* [Tasks and exercises]
[A] Write out, word for word, the part of the Micah sermon post that begins at "I preached the" and stops after "what is good.".
[B] In the Micah sermon post, where were the last two chapters of Micah preached?

* [Excerpt]

----

Showing posts with label Micah. Show all posts
Showing posts with label Micah. Show all posts

Monday, December 12, 2016

Who is a God like you?

I preached the last two chapters of Micah at Cowley Church Community yesterday.  A lot of the material was familiar to us from the last couple of weeks - Judah's sin, God's judgement.  But there were two main new things.  One is in Micah 6:6-8:
With what shall I come before the Lord
and bow down before the exalted God?
Shall I come before him with burnt offerings,
with calves a year old?
Will the Lord be pleased with thousands of rams,
with ten thousand rivers of oil?
Shall I offer my firstborn for my transgression,
the fruit of my body for the sin of my soul?
He has shown you, O mortal, what is good.
And what does the Lord require of you?
To act justly and to love mercy
and to walk humbly with your God.
This passage follows on from a plea from God, who recounts his history with Israel, and asks plaintively how he has burdened them that they should turn against him?  Judah's response should not be read as a genuine groping after some way to atone for sin and restore relationship with God.  It is rather an attempt to buy God off.  What can I give you so that you will leave me alone?  But God will not leave Judah alone; not for anything.  There is no offering they could give that would divert his attention from them, precisely because they are loved.  God will have their hearts and lives, entire and complete.  He will have them walk with him.  His determination to bestow his love on his people is what leads to his judgement on their sin!

Question: how do I try to buy God off?  What activities or things do I offer him, whilst still really desiring to maintain some little sphere of my own, independent of his love?

 The second really new thing is in Micah 7:8-9.  The previous chapters have shown that after judgement Judah will be restored.  But here is the dramatic revelation that God himself will turn from being their judge to being their advocate:
Do not gloat over me, my enemy!

----

* [Material]
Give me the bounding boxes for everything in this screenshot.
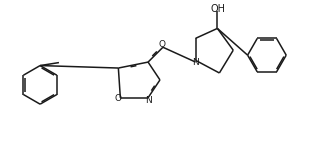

----

* [Responses by task]
[A]
I preached the last two chapters of Micah at Cowley Church Community yesterday.  A lot of the material was familiar to us from the last couple of weeks - Judah's sin, God's judgement.  But there were two main new things.  One is in Micah 6:6-8:
With what shall I come before the Lord
and bow down before the exalted God?
Shall I come before him with burnt offerings,
with calves a year old?
Will the Lord be pleased with thousands of rams,
with ten thousand rivers of oil?
Shall I offer my firstborn for my transgression,
the fruit of my body for the sin of my soul?
He has shown you, O mortal, what is good.

[B] At Cowley Church Community.